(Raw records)

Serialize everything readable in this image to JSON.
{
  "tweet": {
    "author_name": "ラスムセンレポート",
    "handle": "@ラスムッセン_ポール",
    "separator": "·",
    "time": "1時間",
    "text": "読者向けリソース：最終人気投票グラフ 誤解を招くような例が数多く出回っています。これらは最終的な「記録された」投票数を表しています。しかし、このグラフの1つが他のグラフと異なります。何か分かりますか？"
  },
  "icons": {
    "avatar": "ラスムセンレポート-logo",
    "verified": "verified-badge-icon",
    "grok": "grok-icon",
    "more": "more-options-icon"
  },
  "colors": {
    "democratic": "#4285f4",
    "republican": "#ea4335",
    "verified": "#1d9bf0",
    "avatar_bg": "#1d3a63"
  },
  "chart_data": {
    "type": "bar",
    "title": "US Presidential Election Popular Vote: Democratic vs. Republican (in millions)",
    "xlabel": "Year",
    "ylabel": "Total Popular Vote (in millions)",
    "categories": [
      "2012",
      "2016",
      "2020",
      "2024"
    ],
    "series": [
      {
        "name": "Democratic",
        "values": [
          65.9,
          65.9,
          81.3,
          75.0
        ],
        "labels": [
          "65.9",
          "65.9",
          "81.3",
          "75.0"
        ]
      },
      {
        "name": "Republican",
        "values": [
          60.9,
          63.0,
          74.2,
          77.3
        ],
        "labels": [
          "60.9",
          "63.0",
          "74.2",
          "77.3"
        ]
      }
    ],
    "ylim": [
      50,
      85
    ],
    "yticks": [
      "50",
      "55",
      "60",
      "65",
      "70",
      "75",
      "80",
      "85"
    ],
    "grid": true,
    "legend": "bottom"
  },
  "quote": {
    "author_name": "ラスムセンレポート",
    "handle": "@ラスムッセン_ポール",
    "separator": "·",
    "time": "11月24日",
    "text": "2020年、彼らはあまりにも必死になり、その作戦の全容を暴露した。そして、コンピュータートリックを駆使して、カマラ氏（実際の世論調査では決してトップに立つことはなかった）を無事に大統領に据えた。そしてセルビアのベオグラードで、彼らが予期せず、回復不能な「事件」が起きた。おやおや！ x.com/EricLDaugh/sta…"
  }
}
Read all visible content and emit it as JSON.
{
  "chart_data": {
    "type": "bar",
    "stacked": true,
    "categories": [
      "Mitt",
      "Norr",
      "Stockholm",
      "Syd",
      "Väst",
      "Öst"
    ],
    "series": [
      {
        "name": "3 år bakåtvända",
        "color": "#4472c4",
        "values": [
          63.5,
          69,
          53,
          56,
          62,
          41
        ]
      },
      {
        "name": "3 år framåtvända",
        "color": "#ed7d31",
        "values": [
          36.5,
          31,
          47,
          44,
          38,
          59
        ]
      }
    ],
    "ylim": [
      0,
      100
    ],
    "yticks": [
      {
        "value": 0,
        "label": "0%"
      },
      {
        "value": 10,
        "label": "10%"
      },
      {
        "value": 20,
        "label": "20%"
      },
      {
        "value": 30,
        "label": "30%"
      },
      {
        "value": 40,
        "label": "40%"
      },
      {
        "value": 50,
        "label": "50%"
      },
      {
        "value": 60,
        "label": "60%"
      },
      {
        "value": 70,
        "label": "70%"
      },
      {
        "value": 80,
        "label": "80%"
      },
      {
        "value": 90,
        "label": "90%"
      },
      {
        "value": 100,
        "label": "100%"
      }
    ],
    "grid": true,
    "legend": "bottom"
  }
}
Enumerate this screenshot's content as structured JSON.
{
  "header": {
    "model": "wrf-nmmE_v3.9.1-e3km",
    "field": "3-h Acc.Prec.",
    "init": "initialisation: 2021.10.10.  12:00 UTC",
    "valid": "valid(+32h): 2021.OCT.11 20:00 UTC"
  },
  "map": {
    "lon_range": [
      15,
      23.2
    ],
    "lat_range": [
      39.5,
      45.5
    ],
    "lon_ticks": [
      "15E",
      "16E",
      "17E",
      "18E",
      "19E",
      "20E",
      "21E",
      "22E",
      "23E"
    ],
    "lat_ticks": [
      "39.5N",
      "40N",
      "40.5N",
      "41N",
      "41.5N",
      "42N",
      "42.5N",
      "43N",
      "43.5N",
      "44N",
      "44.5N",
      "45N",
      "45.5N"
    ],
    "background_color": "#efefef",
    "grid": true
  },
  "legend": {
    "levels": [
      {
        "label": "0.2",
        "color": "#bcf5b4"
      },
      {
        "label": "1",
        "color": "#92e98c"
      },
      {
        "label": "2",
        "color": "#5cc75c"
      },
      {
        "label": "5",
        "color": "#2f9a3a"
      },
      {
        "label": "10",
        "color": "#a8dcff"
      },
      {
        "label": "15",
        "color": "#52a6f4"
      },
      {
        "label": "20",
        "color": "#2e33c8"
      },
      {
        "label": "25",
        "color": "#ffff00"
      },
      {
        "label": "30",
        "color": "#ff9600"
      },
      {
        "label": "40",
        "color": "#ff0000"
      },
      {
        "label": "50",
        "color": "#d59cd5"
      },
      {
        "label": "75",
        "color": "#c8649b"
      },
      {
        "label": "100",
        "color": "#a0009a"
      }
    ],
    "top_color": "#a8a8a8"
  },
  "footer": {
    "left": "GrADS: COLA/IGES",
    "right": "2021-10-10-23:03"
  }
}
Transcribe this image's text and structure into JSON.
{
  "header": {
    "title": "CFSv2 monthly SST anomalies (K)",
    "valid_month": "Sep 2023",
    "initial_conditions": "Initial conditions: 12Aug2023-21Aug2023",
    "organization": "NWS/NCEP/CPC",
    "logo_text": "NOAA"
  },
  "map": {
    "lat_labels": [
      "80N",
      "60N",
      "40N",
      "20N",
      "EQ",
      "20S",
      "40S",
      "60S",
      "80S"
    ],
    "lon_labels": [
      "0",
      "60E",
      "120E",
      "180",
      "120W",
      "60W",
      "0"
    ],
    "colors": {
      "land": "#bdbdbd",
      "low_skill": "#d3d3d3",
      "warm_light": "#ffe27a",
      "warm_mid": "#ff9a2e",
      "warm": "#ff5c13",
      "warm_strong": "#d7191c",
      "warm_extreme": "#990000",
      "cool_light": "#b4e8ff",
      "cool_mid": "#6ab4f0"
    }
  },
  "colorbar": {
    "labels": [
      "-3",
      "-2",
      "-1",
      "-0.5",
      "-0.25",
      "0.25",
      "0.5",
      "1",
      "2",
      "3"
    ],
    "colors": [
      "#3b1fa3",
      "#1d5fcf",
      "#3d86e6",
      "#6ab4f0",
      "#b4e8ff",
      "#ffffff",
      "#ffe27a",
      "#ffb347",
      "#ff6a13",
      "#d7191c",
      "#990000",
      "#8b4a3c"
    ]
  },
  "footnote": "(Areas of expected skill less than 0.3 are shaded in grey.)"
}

Problem details – Only a number is wanted: how many lines of the material include the word "this".

Finished task – 3